━━━ Data records

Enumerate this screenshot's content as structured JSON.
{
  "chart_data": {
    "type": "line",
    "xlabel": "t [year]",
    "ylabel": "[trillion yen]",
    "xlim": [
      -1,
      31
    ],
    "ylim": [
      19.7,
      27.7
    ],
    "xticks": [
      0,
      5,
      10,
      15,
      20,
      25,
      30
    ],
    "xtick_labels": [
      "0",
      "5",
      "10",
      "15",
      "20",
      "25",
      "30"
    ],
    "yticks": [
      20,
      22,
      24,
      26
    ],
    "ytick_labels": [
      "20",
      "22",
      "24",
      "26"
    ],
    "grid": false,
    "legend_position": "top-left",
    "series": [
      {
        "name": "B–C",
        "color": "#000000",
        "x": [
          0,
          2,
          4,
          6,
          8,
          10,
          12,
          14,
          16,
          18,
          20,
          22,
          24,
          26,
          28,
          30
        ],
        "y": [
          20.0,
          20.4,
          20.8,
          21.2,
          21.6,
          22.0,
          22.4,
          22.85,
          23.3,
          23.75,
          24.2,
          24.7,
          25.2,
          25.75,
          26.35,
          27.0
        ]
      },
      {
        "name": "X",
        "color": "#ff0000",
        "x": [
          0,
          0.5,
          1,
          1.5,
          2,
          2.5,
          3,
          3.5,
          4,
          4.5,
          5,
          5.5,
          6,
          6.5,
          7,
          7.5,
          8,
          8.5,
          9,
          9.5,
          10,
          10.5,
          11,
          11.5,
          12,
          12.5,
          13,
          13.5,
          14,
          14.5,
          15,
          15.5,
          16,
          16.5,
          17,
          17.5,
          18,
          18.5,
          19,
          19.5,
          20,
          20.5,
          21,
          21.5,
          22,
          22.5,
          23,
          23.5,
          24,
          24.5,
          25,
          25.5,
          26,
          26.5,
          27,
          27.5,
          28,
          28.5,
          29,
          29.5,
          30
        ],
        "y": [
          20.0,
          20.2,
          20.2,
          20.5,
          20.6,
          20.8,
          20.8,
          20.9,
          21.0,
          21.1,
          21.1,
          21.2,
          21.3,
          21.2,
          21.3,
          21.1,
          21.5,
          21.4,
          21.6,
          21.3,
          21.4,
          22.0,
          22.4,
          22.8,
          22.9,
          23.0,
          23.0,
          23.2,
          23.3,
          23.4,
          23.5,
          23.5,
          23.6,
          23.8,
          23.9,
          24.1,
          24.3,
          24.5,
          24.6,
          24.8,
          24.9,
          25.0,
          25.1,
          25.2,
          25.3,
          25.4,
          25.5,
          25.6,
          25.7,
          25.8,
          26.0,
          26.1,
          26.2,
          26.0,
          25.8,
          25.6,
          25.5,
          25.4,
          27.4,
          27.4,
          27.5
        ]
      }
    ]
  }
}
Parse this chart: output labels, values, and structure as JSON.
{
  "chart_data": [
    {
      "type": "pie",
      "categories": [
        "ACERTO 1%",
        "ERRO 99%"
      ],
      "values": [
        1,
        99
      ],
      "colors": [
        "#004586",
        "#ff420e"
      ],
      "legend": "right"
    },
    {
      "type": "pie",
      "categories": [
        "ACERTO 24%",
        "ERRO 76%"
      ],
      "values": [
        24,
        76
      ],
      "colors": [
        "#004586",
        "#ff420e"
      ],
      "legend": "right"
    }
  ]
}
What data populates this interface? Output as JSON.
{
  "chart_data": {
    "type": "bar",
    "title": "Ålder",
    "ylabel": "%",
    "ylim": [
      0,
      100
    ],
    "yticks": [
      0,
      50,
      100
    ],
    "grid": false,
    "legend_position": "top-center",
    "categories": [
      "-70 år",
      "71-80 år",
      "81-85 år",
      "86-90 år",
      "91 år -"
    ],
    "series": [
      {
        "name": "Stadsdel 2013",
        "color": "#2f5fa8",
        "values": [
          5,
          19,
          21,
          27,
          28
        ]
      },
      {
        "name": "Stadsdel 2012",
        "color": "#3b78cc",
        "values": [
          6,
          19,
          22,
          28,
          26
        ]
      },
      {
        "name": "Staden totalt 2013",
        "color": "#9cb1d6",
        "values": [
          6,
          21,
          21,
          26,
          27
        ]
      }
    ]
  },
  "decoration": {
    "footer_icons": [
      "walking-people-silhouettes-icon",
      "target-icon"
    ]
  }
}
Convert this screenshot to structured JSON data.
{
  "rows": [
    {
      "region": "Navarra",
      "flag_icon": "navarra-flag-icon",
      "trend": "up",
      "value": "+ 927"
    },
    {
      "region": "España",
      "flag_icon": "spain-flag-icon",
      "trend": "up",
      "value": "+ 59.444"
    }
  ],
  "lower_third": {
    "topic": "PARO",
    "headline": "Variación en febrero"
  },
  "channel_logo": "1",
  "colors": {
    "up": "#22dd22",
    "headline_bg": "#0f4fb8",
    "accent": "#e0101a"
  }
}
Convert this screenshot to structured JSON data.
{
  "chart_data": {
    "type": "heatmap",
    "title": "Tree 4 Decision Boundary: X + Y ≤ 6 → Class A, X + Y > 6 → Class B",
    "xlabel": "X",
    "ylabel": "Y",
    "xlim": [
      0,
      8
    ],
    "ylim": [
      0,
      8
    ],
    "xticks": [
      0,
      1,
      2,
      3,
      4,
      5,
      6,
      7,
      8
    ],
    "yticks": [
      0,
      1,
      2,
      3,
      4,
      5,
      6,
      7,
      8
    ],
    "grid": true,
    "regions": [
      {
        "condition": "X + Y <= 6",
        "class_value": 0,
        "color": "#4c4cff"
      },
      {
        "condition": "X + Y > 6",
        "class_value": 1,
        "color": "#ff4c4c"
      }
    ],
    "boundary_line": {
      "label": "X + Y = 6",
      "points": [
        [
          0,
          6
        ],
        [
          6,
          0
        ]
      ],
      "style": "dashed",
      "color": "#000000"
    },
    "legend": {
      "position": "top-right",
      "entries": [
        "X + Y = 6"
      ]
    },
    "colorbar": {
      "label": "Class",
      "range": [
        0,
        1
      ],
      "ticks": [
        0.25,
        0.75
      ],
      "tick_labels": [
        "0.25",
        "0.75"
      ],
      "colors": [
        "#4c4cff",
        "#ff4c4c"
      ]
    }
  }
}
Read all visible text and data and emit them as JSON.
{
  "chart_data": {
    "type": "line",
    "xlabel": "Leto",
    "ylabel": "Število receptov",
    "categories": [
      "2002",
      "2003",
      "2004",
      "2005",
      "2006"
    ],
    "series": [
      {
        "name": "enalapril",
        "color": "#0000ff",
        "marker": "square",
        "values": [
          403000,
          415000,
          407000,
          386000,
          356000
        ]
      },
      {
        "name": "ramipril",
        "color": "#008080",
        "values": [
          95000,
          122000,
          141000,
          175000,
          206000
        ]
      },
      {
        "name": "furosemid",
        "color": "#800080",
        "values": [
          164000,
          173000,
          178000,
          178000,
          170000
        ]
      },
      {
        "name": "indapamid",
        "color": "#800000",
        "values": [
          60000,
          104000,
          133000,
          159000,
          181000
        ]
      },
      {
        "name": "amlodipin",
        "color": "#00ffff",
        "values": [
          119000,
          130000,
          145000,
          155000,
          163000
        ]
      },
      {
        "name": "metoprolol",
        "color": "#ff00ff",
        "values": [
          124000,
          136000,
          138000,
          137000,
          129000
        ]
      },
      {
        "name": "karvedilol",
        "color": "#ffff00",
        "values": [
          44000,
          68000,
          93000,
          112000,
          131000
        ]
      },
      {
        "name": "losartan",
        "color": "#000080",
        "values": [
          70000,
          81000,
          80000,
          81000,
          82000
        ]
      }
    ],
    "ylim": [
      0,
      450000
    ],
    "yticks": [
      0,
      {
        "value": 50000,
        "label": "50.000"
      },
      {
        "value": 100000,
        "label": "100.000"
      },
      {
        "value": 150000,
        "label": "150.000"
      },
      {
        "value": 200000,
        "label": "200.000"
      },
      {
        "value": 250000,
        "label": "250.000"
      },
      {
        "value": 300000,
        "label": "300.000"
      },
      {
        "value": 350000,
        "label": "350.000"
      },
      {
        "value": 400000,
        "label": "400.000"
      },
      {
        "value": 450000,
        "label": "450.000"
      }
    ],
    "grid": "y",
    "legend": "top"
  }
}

━━━━━━

→ Set problem: Wherever a line in the data above holds "title", copy that line.

→ Response for this exercise:
    "title": "Ålder",
    "title": "Tree 4 Decision Boundary: X + Y ≤ 6 → Class A, X + Y > 6 → Class B",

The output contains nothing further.